Your objective: Return the material exactly as supplied, apart from the pictures, which are omitted.

#### Data extract

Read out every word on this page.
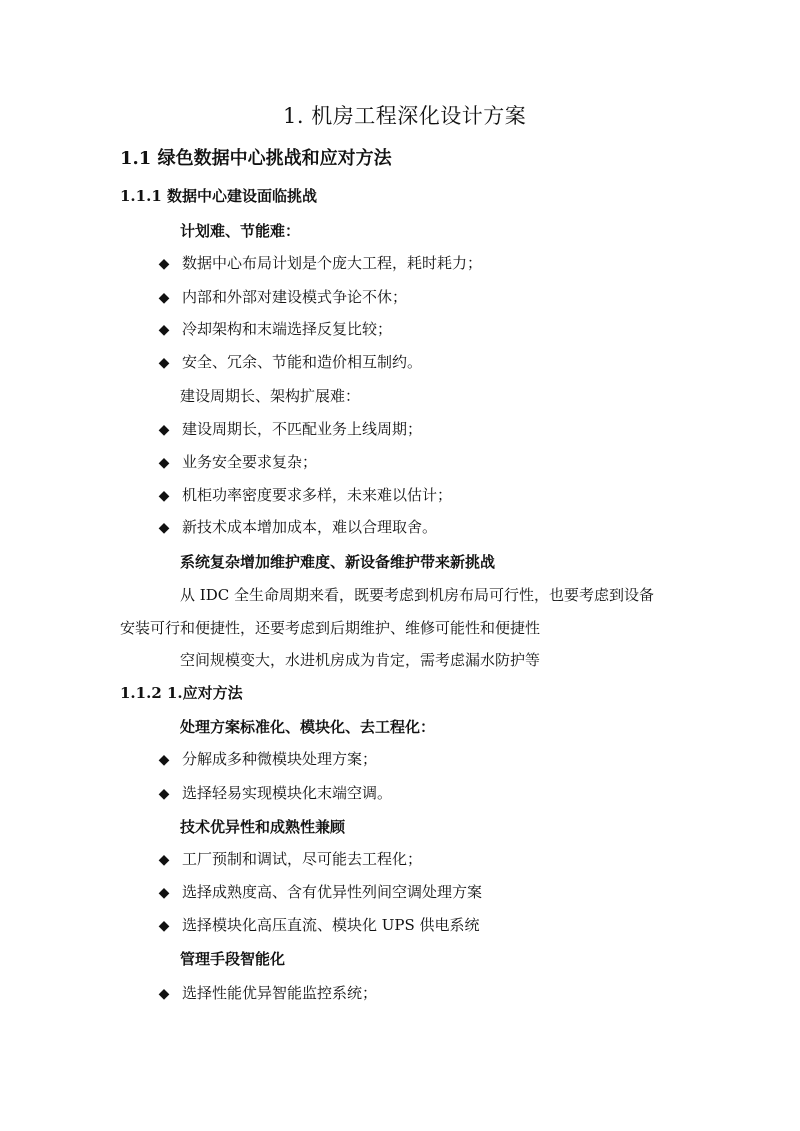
1. 机房工程深化设计方案
1.1 绿色数据中心挑战和应对方法
1.1.1 数据中心建设面临挑战
计划难、节能难：
◆ 数据中心布局计划是个庞大工程，耗时耗力；
◆ 内部和外部对建设模式争论不休；
◆ 冷却架构和末端选择反复比较；
◆ 安全、冗余、节能和造价相互制约。
建设周期长、架构扩展难：
◆ 建设周期长，不匹配业务上线周期；
◆ 业务安全要求复杂；
◆ 机柜功率密度要求多样，未来难以估计；
◆ 新技术成本增加成本，难以合理取舍。
系统复杂增加维护难度、新设备维护带来新挑战
从 IDC 全生命周期来看，既要考虑到机房布局可行性，也要考虑到设备
安装可行和便捷性，还要考虑到后期维护、维修可能性和便捷性
空间规模变大，水进机房成为肯定，需考虑漏水防护等
1.1.2 1.应对方法
处理方案标准化、模块化、去工程化：
◆ 分解成多种微模块处理方案；
◆ 选择轻易实现模块化末端空调。
技术优异性和成熟性兼顾
◆ 工厂预制和调试，尽可能去工程化；
◆ 选择成熟度高、含有优异性列间空调处理方案
◆ 选择模块化高压直流、模块化 UPS 供电系统
管理手段智能化
◆ 选择性能优异智能监控系统；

########

Final answer:
Read out every word on this page.
1. 机房工程深化设计方案
1.1 绿色数据中心挑战和应对方法
1.1.1 数据中心建设面临挑战
计划难、节能难：
◆ 数据中心布局计划是个庞大工程，耗时耗力；
◆ 内部和外部对建设模式争论不休；
◆ 冷却架构和末端选择反复比较；
◆ 安全、冗余、节能和造价相互制约。
建设周期长、架构扩展难：
◆ 建设周期长，不匹配业务上线周期；
◆ 业务安全要求复杂；
◆ 机柜功率密度要求多样，未来难以估计；
◆ 新技术成本增加成本，难以合理取舍。
系统复杂增加维护难度、新设备维护带来新挑战
从 IDC 全生命周期来看，既要考虑到机房布局可行性，也要考虑到设备
安装可行和便捷性，还要考虑到后期维护、维修可能性和便捷性
空间规模变大，水进机房成为肯定，需考虑漏水防护等
1.1.2 1.应对方法
处理方案标准化、模块化、去工程化：
◆ 分解成多种微模块处理方案；
◆ 选择轻易实现模块化末端空调。
技术优异性和成熟性兼顾
◆ 工厂预制和调试，尽可能去工程化；
◆ 选择成熟度高、含有优异性列间空调处理方案
◆ 选择模块化高压直流、模块化 UPS 供电系统
管理手段智能化
◆ 选择性能优异智能监控系统；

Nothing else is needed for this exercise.